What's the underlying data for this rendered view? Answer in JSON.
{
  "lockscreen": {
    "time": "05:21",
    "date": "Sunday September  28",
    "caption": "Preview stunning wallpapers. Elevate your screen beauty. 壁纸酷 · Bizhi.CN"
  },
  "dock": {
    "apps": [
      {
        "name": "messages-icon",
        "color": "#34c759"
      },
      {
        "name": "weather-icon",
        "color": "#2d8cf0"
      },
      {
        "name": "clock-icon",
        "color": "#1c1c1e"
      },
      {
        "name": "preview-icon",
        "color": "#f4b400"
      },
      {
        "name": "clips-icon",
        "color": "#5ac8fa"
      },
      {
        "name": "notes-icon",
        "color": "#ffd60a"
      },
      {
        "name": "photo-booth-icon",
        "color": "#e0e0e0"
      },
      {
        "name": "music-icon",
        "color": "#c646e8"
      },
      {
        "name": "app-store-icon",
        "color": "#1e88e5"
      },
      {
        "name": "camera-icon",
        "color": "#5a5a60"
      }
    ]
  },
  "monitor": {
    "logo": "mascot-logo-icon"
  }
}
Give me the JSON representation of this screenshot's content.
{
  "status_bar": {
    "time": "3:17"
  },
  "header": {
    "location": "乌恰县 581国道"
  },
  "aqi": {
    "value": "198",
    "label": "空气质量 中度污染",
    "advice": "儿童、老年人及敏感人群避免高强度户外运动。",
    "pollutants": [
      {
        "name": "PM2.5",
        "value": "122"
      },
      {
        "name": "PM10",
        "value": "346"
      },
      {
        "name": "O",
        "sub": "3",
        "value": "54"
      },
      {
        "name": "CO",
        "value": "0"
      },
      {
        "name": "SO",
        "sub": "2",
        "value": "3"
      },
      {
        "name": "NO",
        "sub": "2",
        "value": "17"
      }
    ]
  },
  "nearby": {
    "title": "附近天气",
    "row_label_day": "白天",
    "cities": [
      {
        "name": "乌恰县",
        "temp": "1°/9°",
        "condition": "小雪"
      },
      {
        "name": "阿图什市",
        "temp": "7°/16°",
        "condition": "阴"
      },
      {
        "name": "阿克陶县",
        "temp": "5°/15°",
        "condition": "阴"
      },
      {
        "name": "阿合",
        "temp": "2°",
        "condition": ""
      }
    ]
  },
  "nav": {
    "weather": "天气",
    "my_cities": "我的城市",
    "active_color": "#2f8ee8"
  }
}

::::::::

OBJECTIVE :: Pick out the lines above that hold the string "value" and show them.

COMPLETED EXERCISE ::
    "value": "198",
        "value": "122"
        "value": "346"
        "value": "54"
        "value": "0"
        "value": "3"
        "value": "17"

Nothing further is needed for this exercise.